====== WORKING DATA ======
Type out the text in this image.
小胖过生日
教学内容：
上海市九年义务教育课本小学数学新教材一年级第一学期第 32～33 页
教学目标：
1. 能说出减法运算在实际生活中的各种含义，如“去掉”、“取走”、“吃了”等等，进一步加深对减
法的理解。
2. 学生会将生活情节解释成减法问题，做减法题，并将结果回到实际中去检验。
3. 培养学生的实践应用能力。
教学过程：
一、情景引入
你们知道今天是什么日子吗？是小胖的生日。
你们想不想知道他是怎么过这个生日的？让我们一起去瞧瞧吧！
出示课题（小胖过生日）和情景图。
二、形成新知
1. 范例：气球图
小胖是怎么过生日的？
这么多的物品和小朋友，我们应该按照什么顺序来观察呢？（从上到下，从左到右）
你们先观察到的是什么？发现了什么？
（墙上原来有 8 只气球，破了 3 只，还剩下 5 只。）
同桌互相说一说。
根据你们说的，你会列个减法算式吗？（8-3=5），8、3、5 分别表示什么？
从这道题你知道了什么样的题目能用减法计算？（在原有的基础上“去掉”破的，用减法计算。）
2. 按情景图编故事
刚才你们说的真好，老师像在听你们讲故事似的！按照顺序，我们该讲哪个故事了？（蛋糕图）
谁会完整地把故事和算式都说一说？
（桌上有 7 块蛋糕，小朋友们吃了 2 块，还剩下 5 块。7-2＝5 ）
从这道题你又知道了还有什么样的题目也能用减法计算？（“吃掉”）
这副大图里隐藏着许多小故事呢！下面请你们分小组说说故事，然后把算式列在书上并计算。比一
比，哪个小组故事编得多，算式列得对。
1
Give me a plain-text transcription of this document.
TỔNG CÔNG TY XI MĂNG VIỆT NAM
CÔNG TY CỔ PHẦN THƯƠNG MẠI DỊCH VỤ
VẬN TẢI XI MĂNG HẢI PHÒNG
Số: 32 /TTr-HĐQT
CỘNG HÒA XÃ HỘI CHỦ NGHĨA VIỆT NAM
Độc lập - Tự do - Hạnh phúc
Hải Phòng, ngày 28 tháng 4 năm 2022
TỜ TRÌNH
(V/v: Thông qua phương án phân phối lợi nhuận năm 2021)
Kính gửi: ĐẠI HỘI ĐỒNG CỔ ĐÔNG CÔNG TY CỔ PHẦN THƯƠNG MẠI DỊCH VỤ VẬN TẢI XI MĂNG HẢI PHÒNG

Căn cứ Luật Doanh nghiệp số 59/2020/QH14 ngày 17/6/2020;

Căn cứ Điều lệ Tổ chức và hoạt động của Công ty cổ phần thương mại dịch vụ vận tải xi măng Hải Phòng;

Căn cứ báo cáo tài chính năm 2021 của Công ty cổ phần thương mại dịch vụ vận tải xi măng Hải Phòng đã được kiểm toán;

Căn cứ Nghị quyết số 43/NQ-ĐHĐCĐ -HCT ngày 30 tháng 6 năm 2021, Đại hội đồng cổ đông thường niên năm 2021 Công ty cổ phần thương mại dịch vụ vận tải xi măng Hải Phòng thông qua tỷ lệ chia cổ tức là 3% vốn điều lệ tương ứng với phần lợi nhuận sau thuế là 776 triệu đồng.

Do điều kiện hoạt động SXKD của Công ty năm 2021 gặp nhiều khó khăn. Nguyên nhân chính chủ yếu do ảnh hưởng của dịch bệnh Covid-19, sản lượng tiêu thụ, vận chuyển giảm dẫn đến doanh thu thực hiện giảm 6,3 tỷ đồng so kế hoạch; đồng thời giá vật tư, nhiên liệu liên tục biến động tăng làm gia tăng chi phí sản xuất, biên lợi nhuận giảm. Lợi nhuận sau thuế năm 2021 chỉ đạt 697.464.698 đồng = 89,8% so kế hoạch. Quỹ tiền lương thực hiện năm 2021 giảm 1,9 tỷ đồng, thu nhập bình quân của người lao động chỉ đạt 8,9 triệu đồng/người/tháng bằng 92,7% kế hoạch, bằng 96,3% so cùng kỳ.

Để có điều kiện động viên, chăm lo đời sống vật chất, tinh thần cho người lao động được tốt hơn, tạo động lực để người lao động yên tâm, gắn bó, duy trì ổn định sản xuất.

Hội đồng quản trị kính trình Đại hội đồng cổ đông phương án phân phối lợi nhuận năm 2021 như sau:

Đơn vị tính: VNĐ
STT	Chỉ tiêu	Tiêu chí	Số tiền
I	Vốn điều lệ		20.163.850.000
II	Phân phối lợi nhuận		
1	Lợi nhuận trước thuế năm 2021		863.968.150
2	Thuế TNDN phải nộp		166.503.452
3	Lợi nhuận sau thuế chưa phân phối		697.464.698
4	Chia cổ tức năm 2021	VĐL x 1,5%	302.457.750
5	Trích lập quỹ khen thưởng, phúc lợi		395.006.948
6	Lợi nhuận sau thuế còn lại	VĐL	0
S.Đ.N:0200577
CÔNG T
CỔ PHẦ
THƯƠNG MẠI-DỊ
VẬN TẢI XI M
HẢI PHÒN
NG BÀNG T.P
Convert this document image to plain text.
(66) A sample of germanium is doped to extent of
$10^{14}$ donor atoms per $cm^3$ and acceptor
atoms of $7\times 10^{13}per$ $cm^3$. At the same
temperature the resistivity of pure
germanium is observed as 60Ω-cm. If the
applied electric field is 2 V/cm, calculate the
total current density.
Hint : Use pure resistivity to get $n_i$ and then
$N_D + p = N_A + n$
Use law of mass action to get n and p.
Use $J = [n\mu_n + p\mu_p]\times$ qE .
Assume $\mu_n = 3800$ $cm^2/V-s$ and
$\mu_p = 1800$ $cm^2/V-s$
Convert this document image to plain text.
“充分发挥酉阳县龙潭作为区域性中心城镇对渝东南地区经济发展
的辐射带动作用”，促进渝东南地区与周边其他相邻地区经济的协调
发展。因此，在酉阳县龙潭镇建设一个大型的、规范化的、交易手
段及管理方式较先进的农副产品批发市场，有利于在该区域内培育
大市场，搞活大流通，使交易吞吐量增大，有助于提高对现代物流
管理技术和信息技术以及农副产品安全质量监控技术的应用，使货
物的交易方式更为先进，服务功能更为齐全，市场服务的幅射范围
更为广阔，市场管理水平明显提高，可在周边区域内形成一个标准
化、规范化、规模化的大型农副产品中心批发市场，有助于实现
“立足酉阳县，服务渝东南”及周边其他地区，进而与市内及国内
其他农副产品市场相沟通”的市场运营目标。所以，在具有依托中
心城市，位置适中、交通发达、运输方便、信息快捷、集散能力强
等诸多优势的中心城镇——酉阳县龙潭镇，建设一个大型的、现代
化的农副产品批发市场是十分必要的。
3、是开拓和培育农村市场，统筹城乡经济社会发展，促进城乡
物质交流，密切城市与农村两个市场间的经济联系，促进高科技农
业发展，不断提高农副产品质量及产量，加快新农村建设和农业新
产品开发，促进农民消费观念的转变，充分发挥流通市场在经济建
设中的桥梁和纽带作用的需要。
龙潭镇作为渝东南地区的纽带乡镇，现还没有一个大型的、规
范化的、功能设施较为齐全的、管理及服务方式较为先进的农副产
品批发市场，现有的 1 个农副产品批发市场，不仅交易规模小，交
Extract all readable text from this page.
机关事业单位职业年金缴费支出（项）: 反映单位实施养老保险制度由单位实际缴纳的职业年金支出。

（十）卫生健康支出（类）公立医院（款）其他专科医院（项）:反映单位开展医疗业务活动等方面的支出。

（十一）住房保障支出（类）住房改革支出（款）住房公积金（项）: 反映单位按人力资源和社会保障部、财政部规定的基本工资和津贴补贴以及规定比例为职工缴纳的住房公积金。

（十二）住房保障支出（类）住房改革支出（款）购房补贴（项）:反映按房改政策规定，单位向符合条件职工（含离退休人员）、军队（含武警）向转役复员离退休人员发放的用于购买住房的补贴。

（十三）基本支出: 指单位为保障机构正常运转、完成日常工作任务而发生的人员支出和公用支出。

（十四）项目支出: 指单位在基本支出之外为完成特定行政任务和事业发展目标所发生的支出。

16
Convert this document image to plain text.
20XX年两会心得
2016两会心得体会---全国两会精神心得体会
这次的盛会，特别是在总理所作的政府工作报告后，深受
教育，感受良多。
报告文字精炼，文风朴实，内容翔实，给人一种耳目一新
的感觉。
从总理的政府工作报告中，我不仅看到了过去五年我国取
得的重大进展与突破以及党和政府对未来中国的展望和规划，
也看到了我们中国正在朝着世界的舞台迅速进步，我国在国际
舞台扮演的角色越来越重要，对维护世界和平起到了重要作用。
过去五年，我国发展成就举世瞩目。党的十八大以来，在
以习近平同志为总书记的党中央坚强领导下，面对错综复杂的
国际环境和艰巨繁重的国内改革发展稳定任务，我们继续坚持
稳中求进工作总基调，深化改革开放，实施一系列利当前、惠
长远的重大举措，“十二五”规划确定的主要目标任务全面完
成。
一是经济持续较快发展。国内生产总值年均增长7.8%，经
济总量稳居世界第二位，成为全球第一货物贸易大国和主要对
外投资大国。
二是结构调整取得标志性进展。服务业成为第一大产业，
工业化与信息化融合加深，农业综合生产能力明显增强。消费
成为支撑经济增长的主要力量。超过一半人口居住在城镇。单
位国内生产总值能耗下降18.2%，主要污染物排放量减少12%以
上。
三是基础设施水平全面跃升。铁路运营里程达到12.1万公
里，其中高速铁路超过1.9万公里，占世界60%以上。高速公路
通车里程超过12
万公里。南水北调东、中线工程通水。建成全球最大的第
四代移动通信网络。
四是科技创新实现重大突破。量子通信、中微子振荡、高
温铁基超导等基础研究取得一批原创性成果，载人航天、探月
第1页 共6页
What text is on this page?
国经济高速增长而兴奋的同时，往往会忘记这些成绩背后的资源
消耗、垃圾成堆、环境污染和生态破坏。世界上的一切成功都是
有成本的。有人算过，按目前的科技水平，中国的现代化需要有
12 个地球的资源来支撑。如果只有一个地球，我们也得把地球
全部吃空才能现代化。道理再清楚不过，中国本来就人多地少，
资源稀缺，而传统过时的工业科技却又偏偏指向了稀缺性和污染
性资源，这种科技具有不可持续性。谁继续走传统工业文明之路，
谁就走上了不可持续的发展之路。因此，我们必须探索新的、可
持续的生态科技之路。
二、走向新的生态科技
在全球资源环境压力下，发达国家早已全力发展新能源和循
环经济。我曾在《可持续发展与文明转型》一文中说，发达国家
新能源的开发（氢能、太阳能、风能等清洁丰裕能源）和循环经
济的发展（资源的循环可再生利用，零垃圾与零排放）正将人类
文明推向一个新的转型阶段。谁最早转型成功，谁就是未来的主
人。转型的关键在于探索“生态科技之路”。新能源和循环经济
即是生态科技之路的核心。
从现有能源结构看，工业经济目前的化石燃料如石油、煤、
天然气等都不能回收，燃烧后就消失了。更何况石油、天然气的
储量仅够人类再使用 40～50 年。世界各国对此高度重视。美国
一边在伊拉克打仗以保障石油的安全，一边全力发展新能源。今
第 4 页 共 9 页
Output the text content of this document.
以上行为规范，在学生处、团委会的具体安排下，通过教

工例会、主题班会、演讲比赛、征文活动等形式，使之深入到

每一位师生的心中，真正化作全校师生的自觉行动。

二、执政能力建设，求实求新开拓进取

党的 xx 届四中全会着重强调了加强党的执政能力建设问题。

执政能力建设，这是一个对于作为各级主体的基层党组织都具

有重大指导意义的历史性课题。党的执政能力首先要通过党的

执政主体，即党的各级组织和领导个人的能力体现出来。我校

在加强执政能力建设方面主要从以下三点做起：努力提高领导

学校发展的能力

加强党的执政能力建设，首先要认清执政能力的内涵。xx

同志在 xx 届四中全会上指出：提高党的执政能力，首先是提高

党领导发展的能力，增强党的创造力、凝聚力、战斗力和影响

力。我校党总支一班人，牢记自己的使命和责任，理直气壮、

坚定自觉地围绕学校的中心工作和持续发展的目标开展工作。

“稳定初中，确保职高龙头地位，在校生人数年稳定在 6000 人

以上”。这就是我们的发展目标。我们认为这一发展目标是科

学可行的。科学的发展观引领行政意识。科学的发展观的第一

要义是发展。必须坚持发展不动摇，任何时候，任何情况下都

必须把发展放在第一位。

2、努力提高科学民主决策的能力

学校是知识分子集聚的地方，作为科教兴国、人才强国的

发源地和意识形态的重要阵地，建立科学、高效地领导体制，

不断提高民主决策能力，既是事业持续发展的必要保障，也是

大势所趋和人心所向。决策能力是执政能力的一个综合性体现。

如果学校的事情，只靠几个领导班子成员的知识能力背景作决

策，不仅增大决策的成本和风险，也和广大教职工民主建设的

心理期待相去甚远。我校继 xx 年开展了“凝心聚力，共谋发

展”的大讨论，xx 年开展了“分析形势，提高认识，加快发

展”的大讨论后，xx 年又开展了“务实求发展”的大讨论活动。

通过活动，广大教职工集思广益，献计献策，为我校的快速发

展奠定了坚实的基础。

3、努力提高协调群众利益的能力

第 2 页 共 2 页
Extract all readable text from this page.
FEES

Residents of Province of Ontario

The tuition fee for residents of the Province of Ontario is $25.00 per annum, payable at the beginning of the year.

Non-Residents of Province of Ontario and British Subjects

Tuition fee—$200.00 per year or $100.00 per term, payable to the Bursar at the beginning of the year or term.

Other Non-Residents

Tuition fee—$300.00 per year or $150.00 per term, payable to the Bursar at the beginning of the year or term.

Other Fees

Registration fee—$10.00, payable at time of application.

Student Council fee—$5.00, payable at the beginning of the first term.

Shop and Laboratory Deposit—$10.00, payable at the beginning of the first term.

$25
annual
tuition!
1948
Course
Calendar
======
◆ WHAT TO DO ◆
Show each line of the listing that holds the string "ngày".

◆ CORRECT RESPONSE ◆
Hải Phòng, ngày 28 tháng 4 năm 2022
Căn cứ Luật Doanh nghiệp số 59/2020/QH14 ngày 17/6/2020;
Căn cứ Nghị quyết số 43/NQ-ĐHĐCĐ -HCT ngày 30 tháng 6 năm 2021, Đại hội đồng cổ đông thường niên năm 2021 Công ty cổ phần thương mại dịch vụ vận tải xi măng Hải Phòng thông qua tỷ lệ chia cổ tức là 3% vốn điều lệ tương ứng với phần lợi nhuận sau thuế là 776 triệu đồng.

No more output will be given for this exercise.